**Exercise description**.
Tally the lines with the word "Distance" and report the number alone.

**Input data**.
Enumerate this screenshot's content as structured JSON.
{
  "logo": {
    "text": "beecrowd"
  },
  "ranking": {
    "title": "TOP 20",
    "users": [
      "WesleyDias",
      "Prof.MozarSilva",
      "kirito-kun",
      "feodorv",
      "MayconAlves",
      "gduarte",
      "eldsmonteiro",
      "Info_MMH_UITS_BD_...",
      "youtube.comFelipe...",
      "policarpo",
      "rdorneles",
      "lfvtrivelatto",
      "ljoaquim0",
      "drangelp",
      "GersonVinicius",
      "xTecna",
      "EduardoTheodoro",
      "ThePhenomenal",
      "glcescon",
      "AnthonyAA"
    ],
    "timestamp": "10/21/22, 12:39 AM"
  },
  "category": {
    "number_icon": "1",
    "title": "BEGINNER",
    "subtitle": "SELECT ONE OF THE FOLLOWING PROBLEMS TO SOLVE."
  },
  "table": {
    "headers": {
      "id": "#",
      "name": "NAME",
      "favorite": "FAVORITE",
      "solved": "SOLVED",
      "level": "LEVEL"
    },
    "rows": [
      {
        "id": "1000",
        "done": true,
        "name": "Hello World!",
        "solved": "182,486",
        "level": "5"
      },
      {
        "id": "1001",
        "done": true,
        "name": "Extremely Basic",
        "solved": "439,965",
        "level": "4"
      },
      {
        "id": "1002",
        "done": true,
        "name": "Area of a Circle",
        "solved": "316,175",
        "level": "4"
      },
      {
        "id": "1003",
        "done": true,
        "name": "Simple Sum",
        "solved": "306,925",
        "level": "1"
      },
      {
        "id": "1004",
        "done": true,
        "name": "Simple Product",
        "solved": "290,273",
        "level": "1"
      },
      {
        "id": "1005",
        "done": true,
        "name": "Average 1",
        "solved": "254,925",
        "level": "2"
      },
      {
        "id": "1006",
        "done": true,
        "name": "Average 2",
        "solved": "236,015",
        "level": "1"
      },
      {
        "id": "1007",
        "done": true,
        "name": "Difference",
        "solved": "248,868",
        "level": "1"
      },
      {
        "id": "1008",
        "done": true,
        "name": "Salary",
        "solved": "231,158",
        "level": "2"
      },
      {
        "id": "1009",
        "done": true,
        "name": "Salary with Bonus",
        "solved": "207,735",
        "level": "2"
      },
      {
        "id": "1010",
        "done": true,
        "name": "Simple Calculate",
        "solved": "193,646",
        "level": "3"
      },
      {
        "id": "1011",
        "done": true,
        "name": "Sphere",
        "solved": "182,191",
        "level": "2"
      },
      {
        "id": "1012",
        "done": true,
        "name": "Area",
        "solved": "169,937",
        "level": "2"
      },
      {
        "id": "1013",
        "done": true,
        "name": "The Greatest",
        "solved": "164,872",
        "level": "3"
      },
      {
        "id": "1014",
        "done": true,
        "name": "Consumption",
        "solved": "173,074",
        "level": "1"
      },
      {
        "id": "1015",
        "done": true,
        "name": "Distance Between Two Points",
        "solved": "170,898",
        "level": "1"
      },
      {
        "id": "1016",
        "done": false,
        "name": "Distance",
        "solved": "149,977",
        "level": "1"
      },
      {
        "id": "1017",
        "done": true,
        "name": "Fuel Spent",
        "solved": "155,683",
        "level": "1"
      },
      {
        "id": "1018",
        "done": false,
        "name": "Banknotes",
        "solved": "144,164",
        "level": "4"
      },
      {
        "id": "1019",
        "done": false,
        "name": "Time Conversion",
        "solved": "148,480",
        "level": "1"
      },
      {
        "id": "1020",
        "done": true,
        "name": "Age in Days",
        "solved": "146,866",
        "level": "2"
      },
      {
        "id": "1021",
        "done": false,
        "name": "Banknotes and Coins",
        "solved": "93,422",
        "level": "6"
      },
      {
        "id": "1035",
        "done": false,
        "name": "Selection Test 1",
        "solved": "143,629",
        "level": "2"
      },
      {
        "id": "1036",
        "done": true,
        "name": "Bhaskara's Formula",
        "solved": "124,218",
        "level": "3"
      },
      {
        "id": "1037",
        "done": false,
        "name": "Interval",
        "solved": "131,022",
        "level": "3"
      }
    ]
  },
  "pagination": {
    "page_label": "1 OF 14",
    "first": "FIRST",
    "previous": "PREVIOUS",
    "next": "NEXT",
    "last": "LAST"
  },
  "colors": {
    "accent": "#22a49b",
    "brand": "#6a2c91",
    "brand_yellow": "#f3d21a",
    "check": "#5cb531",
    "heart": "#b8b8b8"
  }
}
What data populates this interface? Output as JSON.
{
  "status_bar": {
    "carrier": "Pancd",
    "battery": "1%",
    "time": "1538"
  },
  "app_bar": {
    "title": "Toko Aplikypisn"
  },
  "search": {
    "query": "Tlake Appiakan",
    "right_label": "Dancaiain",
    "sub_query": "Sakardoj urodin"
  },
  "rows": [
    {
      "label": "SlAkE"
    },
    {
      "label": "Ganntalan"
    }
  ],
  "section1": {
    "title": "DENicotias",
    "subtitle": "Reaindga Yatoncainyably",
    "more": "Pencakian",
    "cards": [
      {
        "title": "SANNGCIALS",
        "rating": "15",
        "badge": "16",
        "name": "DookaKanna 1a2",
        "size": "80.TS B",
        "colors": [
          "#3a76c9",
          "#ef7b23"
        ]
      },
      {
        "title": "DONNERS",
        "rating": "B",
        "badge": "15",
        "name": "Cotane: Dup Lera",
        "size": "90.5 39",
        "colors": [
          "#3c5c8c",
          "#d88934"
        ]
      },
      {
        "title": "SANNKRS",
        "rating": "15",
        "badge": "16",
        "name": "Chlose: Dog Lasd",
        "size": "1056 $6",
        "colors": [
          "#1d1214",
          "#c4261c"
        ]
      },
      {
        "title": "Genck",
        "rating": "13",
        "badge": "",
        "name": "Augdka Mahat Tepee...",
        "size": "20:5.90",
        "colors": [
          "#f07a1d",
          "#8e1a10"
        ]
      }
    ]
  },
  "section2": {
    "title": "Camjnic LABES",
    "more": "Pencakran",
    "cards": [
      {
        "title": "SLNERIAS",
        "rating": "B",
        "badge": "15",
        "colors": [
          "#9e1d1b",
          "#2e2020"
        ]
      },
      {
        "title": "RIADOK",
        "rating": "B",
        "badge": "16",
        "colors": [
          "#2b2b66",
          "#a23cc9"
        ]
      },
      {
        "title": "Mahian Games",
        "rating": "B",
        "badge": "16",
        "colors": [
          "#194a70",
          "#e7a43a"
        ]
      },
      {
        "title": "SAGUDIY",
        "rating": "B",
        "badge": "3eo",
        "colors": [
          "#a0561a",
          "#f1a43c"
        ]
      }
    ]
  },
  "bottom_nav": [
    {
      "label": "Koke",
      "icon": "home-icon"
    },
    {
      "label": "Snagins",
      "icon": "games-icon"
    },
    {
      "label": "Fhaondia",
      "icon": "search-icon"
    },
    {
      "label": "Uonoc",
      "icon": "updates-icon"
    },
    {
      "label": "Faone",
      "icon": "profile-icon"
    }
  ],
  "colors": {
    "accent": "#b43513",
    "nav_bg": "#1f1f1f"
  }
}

**Result below**.
2